Directions for this task: List every line below containing "text".

Entries:
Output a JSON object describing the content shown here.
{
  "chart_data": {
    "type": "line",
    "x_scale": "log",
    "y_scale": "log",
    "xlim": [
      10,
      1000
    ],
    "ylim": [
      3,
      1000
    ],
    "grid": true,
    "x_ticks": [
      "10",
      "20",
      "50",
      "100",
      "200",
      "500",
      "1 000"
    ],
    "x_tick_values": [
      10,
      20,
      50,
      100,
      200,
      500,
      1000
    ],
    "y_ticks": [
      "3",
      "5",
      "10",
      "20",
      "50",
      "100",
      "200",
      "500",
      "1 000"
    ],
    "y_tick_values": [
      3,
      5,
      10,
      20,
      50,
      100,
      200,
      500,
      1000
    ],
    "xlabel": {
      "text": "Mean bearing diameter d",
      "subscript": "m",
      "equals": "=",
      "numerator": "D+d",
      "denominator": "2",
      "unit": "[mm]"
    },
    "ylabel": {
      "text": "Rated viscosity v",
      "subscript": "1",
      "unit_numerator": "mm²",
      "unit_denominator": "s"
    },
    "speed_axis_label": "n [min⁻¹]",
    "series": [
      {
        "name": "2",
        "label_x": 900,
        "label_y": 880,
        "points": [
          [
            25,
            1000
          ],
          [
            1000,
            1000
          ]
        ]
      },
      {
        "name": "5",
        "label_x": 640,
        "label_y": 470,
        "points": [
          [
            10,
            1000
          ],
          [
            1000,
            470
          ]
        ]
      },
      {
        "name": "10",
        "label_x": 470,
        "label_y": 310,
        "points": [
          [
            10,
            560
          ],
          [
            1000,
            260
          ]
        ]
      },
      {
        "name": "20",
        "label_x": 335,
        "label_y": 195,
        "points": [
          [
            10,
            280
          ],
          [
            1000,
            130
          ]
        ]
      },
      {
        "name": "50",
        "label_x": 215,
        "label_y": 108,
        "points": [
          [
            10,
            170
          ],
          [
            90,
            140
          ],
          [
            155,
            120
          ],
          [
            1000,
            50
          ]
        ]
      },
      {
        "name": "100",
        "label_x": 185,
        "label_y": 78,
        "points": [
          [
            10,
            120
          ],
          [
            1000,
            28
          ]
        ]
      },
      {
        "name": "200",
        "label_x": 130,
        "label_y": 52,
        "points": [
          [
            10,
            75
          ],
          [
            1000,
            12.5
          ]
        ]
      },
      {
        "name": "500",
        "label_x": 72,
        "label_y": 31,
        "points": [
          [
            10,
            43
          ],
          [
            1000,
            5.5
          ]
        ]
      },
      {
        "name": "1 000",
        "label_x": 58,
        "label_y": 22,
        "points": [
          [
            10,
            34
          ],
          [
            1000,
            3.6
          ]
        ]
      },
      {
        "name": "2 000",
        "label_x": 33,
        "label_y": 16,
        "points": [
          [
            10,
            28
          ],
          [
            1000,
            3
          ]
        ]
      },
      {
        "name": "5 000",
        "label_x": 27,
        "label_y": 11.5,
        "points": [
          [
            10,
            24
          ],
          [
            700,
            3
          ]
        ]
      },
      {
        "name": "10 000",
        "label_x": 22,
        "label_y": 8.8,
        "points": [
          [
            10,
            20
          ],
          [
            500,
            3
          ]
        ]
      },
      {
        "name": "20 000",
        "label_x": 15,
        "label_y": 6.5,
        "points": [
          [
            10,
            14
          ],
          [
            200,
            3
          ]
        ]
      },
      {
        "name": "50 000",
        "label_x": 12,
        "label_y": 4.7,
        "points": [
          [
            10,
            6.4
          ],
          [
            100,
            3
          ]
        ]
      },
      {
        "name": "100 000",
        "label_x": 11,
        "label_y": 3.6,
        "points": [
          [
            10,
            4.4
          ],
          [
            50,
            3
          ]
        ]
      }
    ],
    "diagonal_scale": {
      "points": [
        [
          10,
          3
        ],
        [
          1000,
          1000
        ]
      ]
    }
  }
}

Problem solution:
      "text": "Mean bearing diameter d",
      "text": "Rated viscosity v",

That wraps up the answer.